■ **Given problem**
Go through the listing and set it down exactly, leaving out its pictures.

■ **Data for processing**
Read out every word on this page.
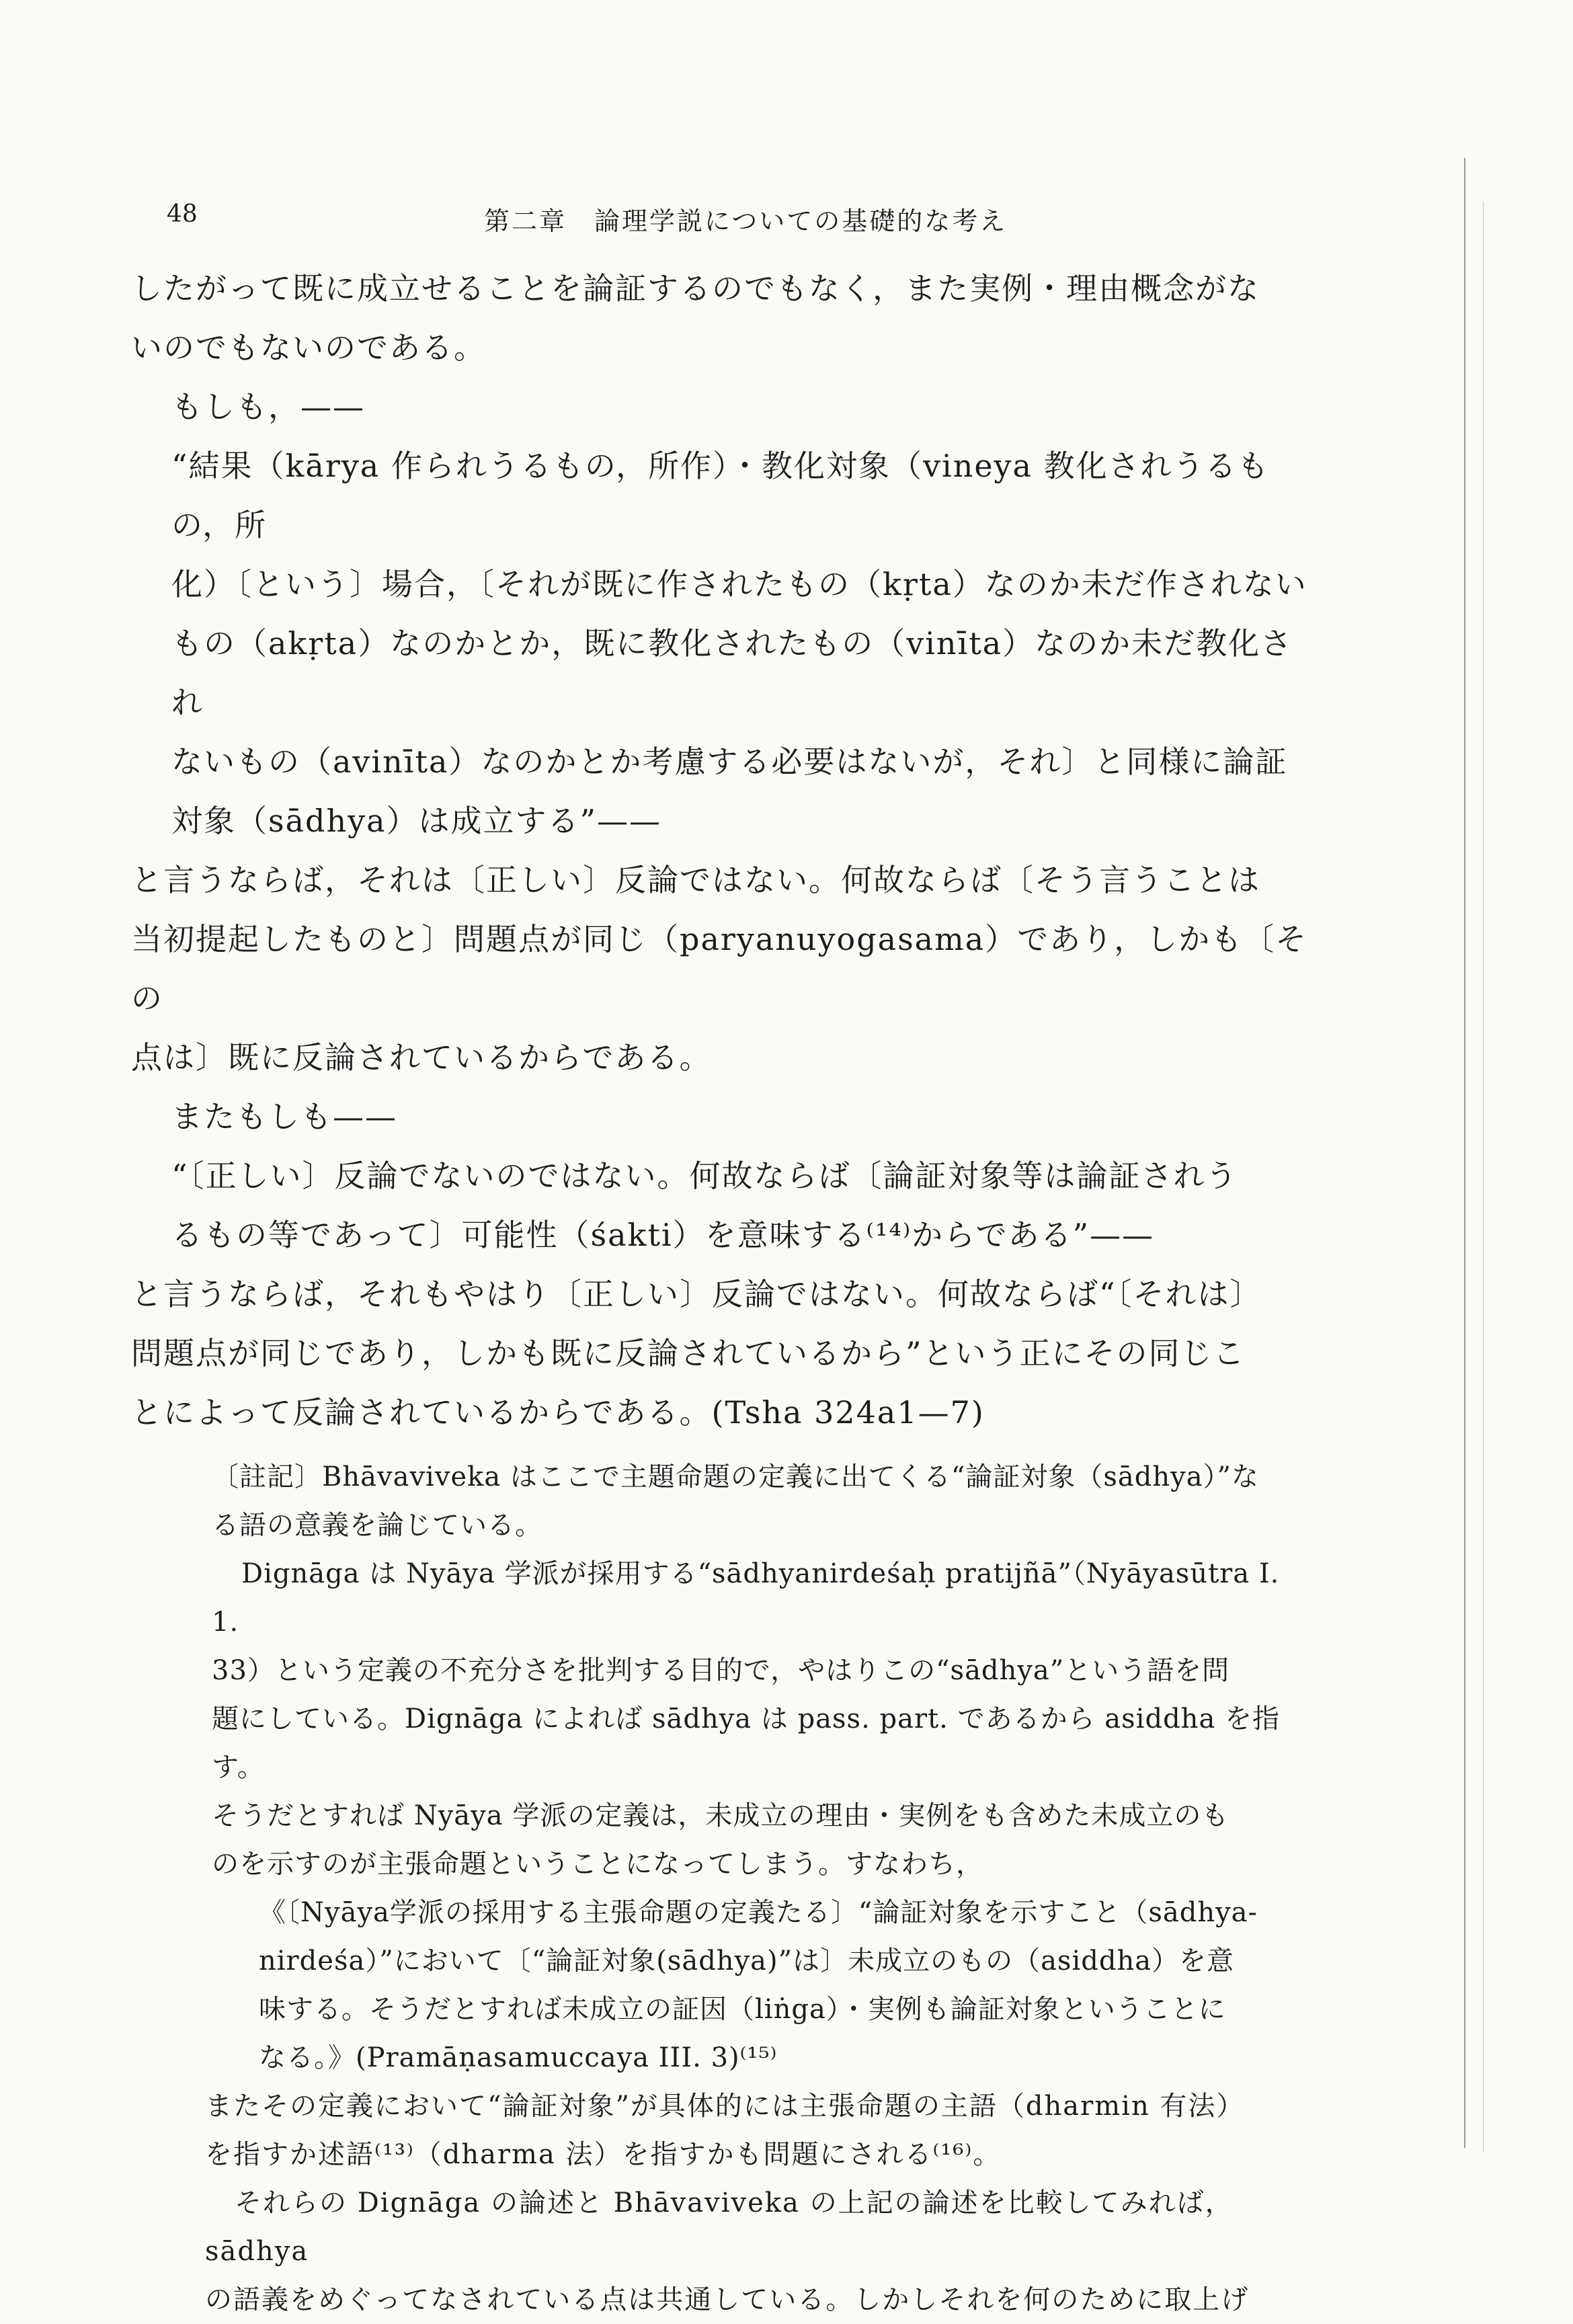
48	第二章　論理学説についての基礎的な考え

したがって既に成立せることを論証するのでもなく，また実例・理由概念がな

いのでもないのである。

もしも，——

“結果（kārya 作られうるもの，所作）・教化対象（vineya 教化されうるもの，所

化）〔という〕場合，〔それが既に作されたもの（kṛta）なのか未だ作されない

もの（akṛta）なのかとか，既に教化されたもの（vinīta）なのか未だ教化され

ないもの（avinīta）なのかとか考慮する必要はないが，それ〕と同様に論証

対象（sādhya）は成立する”——

と言うならば，それは〔正しい〕反論ではない。何故ならば〔そう言うことは

当初提起したものと〕問題点が同じ（paryanuyogasama）であり，しかも〔その

点は〕既に反論されているからである。

またもしも——

“〔正しい〕反論でないのではない。何故ならば〔論証対象等は論証されう

るもの等であって〕可能性（śakti）を意味する⁽¹⁴⁾からである”——

と言うならば，それもやはり〔正しい〕反論ではない。何故ならば“〔それは〕

問題点が同じであり，しかも既に反論されているから”という正にその同じこ

とによって反論されているからである。(Tsha 324a1—7)

〔註記〕Bhāvaviveka はここで主題命題の定義に出てくる“論証対象（sādhya）”な

る語の意義を論じている。

Dignāga は Nyāya 学派が採用する“sādhyanirdeśaḥ pratijñā”（Nyāyasūtra I. 1.

33）という定義の不充分さを批判する目的で，やはりこの“sādhya”という語を問

題にしている。Dignāga によれば sādhya は pass. part. であるから asiddha を指す。

そうだとすれば Nyāya 学派の定義は，未成立の理由・実例をも含めた未成立のも

のを示すのが主張命題ということになってしまう。すなわち，

《〔Nyāya学派の採用する主張命題の定義たる〕“論証対象を示すこと（sādhya-

nirdeśa）”において〔“論証対象(sādhya)”は〕未成立のもの（asiddha）を意

味する。そうだとすれば未成立の証因（liṅga）・実例も論証対象ということに

なる。》(Pramāṇasamuccaya III. 3)⁽¹⁵⁾

またその定義において“論証対象”が具体的には主張命題の主語（dharmin 有法）

を指すか述語⁽¹³⁾（dharma 法）を指すかも問題にされる⁽¹⁶⁾。

それらの Dignāga の論述と Bhāvaviveka の上記の論述を比較してみれば，sādhya

の語義をめぐってなされている点は共通している。しかしそれを何のために取上げ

■ **Task answer**
Read out every word on this page.
48	第二章　論理学説についての基礎的な考え

したがって既に成立せることを論証するのでもなく，また実例・理由概念がな

いのでもないのである。

もしも，——

“結果（kārya 作られうるもの，所作）・教化対象（vineya 教化されうるもの，所

化）〔という〕場合，〔それが既に作されたもの（kṛta）なのか未だ作されない

もの（akṛta）なのかとか，既に教化されたもの（vinīta）なのか未だ教化され

ないもの（avinīta）なのかとか考慮する必要はないが，それ〕と同様に論証

対象（sādhya）は成立する”——

と言うならば，それは〔正しい〕反論ではない。何故ならば〔そう言うことは

当初提起したものと〕問題点が同じ（paryanuyogasama）であり，しかも〔その

点は〕既に反論されているからである。

またもしも——

“〔正しい〕反論でないのではない。何故ならば〔論証対象等は論証されう

るもの等であって〕可能性（śakti）を意味する⁽¹⁴⁾からである”——

と言うならば，それもやはり〔正しい〕反論ではない。何故ならば“〔それは〕

問題点が同じであり，しかも既に反論されているから”という正にその同じこ

とによって反論されているからである。(Tsha 324a1—7)

〔註記〕Bhāvaviveka はここで主題命題の定義に出てくる“論証対象（sādhya）”な

る語の意義を論じている。

Dignāga は Nyāya 学派が採用する“sādhyanirdeśaḥ pratijñā”（Nyāyasūtra I. 1.

33）という定義の不充分さを批判する目的で，やはりこの“sādhya”という語を問

題にしている。Dignāga によれば sādhya は pass. part. であるから asiddha を指す。

そうだとすれば Nyāya 学派の定義は，未成立の理由・実例をも含めた未成立のも

のを示すのが主張命題ということになってしまう。すなわち，

《〔Nyāya学派の採用する主張命題の定義たる〕“論証対象を示すこと（sādhya-

nirdeśa）”において〔“論証対象(sādhya)”は〕未成立のもの（asiddha）を意

味する。そうだとすれば未成立の証因（liṅga）・実例も論証対象ということに

なる。》(Pramāṇasamuccaya III. 3)⁽¹⁵⁾

またその定義において“論証対象”が具体的には主張命題の主語（dharmin 有法）

を指すか述語⁽¹³⁾（dharma 法）を指すかも問題にされる⁽¹⁶⁾。

それらの Dignāga の論述と Bhāvaviveka の上記の論述を比較してみれば，sādhya

の語義をめぐってなされている点は共通している。しかしそれを何のために取上げ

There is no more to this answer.